◆ Information shown
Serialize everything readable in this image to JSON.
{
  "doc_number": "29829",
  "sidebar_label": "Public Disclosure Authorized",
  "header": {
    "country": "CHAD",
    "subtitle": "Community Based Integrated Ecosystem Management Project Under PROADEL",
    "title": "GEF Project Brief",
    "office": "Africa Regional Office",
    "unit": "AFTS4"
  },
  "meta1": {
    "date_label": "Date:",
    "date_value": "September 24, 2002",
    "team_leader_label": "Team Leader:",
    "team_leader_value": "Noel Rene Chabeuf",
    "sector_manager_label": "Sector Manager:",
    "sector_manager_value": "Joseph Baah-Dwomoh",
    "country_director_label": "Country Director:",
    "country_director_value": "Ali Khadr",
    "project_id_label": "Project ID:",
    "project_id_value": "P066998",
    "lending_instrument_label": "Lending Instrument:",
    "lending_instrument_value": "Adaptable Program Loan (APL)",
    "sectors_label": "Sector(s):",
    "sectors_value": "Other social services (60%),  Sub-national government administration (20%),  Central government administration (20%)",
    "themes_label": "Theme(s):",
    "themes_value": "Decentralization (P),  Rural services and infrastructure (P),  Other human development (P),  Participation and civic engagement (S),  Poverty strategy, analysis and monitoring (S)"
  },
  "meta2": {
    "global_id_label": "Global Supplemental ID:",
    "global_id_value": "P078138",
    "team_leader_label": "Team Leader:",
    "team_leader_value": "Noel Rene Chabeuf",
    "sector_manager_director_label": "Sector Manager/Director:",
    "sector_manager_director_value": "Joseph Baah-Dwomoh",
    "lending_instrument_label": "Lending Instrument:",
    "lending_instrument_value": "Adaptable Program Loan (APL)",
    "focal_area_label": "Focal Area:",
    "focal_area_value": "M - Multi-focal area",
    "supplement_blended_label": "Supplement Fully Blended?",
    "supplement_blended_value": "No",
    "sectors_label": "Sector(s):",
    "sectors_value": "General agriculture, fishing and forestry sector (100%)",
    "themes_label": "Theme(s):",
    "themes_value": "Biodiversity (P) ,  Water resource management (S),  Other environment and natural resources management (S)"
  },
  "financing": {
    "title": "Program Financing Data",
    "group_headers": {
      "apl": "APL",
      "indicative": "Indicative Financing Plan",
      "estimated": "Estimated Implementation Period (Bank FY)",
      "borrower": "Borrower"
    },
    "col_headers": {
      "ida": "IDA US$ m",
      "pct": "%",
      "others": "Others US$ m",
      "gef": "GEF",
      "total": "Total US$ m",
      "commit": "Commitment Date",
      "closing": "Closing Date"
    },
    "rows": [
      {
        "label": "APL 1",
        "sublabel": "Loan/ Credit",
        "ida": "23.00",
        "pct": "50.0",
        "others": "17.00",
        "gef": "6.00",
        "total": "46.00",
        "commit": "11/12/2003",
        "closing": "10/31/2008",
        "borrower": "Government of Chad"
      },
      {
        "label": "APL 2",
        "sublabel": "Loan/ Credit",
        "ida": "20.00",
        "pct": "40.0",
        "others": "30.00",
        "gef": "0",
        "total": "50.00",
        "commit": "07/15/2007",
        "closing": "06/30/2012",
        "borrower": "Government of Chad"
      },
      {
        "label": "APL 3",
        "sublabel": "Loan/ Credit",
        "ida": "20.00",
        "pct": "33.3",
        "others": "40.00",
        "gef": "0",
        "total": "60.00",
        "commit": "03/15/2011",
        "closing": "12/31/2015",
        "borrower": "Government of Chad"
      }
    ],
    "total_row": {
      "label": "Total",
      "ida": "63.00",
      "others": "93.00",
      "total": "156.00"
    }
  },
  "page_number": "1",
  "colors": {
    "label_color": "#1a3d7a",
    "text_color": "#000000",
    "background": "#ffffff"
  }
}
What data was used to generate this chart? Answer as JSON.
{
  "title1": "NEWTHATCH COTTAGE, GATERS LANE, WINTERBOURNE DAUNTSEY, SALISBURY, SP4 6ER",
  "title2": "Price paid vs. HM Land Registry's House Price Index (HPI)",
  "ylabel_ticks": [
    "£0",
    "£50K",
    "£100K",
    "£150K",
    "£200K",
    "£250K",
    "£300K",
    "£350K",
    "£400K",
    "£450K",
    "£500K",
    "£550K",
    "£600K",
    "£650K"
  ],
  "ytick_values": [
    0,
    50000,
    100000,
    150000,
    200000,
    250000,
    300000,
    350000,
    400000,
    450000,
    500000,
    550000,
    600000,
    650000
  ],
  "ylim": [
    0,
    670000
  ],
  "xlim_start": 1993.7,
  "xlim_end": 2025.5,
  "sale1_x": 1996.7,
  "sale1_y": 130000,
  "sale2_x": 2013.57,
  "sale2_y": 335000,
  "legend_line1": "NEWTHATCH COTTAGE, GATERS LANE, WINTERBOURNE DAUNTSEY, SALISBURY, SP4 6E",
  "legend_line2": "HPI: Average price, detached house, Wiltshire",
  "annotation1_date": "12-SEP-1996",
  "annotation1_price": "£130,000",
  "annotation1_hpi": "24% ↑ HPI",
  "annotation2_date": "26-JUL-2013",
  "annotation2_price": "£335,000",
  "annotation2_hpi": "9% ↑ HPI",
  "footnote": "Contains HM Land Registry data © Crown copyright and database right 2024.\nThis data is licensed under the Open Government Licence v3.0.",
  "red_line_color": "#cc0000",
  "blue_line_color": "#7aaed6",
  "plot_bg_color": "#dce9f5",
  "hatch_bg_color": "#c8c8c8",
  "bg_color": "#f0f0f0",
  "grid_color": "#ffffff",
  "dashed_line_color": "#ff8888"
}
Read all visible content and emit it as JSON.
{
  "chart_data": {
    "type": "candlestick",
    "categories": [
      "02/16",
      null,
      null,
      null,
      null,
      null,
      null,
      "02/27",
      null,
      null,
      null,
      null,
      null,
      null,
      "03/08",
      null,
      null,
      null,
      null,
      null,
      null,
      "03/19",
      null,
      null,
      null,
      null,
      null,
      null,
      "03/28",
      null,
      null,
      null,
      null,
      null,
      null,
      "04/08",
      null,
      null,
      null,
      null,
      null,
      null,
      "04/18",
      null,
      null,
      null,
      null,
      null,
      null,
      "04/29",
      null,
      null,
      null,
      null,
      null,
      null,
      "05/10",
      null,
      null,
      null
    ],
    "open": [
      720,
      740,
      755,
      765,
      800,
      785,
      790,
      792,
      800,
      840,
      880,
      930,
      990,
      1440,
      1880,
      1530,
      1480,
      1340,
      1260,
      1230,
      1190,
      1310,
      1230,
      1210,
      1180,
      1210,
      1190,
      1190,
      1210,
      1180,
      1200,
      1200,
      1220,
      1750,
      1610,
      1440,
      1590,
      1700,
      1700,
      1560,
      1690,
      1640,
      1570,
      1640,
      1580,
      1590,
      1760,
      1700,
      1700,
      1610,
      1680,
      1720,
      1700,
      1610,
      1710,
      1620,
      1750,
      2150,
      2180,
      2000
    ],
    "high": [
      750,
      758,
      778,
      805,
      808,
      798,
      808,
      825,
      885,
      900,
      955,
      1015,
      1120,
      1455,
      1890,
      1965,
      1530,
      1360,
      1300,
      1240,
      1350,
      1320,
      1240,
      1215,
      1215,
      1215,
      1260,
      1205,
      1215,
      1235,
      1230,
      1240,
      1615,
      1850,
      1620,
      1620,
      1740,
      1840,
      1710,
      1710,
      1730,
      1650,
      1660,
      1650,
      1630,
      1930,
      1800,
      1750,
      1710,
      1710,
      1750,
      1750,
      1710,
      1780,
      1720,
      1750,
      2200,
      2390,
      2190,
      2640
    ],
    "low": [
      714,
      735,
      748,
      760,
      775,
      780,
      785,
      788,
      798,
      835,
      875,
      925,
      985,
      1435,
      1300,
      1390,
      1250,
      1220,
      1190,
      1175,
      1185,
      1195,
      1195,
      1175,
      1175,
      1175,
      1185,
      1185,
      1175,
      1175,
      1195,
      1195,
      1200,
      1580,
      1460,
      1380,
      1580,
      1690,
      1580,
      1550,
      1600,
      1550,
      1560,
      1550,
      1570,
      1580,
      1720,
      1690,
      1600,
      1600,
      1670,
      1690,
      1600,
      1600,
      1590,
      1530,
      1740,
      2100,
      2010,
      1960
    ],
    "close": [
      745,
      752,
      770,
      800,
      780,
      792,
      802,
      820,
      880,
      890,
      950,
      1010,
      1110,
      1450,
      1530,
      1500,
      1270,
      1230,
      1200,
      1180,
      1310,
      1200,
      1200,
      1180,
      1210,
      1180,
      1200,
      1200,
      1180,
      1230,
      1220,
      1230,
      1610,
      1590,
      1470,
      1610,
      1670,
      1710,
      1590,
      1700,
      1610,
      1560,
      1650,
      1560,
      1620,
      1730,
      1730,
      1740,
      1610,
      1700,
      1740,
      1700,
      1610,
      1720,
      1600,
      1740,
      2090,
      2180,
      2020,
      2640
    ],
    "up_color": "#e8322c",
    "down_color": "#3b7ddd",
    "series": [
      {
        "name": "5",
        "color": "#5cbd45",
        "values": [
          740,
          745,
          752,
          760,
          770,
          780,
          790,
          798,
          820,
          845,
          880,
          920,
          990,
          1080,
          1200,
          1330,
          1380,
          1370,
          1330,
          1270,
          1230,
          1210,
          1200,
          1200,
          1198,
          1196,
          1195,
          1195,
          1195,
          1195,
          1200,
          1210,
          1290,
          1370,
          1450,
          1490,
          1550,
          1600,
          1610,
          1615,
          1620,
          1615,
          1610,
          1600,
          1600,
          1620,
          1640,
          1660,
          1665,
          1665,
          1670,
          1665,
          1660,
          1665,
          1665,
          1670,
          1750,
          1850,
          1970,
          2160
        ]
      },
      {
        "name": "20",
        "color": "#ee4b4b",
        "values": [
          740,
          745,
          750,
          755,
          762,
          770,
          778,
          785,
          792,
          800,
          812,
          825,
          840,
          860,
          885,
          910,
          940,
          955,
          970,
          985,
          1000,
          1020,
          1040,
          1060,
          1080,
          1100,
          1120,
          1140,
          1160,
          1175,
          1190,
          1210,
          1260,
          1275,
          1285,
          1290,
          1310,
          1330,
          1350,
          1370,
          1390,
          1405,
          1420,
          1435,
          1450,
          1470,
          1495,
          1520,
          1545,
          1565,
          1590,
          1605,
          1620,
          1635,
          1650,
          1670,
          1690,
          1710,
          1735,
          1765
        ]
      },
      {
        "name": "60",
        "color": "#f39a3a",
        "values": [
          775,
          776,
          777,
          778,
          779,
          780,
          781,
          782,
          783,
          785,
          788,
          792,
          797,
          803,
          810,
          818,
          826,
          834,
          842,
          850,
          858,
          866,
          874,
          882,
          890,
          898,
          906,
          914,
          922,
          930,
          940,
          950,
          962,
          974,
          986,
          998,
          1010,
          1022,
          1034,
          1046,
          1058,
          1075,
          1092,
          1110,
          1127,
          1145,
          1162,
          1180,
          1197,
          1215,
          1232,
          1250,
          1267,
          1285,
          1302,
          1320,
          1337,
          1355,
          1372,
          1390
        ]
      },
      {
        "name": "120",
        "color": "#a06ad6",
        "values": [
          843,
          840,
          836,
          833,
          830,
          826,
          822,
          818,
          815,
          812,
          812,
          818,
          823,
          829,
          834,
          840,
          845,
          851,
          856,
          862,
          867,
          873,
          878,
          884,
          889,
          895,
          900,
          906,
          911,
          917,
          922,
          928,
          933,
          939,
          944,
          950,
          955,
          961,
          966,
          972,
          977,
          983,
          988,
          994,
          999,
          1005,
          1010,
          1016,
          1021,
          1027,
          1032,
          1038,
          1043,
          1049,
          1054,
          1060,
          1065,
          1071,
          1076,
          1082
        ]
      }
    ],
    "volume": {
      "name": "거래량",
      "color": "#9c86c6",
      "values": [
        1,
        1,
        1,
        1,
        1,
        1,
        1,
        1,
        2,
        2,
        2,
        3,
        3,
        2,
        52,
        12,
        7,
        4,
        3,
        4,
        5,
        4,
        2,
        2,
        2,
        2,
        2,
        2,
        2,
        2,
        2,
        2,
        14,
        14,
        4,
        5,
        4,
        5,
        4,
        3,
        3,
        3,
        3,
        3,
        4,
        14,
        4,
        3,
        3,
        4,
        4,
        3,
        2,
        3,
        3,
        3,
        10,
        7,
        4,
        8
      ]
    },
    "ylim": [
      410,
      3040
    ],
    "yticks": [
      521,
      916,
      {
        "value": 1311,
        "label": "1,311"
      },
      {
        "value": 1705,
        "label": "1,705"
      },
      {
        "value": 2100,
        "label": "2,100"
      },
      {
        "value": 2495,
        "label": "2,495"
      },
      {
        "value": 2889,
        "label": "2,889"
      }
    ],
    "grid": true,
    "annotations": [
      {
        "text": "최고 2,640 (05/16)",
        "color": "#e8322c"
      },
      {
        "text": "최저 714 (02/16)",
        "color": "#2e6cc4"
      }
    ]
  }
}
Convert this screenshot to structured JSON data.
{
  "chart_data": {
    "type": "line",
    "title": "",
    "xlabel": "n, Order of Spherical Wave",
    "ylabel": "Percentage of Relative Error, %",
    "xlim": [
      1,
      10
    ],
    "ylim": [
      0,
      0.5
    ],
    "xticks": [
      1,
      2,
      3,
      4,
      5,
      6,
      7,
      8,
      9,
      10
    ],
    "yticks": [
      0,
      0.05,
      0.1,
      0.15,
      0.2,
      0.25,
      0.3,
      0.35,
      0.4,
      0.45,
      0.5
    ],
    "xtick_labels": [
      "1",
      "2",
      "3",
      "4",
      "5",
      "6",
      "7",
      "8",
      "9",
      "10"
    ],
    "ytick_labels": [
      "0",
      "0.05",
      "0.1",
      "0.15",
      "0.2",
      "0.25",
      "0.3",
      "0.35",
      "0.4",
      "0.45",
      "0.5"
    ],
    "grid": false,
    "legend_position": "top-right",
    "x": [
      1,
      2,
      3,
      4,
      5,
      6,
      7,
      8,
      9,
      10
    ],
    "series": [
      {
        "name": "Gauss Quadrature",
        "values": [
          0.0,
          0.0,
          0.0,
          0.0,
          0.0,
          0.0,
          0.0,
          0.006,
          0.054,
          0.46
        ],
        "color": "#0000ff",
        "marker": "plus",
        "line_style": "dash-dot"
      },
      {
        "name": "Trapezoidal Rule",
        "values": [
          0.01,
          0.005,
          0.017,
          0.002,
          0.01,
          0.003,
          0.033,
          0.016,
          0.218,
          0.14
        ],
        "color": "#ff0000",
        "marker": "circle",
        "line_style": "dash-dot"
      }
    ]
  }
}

◆ Task description
Show each line in the entries that holds the string "GATERS".

◆ Response to the exercise
  "title1": "NEWTHATCH COTTAGE, GATERS LANE, WINTERBOURNE DAUNTSEY, SALISBURY, SP4 6ER",
  "legend_line1": "NEWTHATCH COTTAGE, GATERS LANE, WINTERBOURNE DAUNTSEY, SALISBURY, SP4 6E",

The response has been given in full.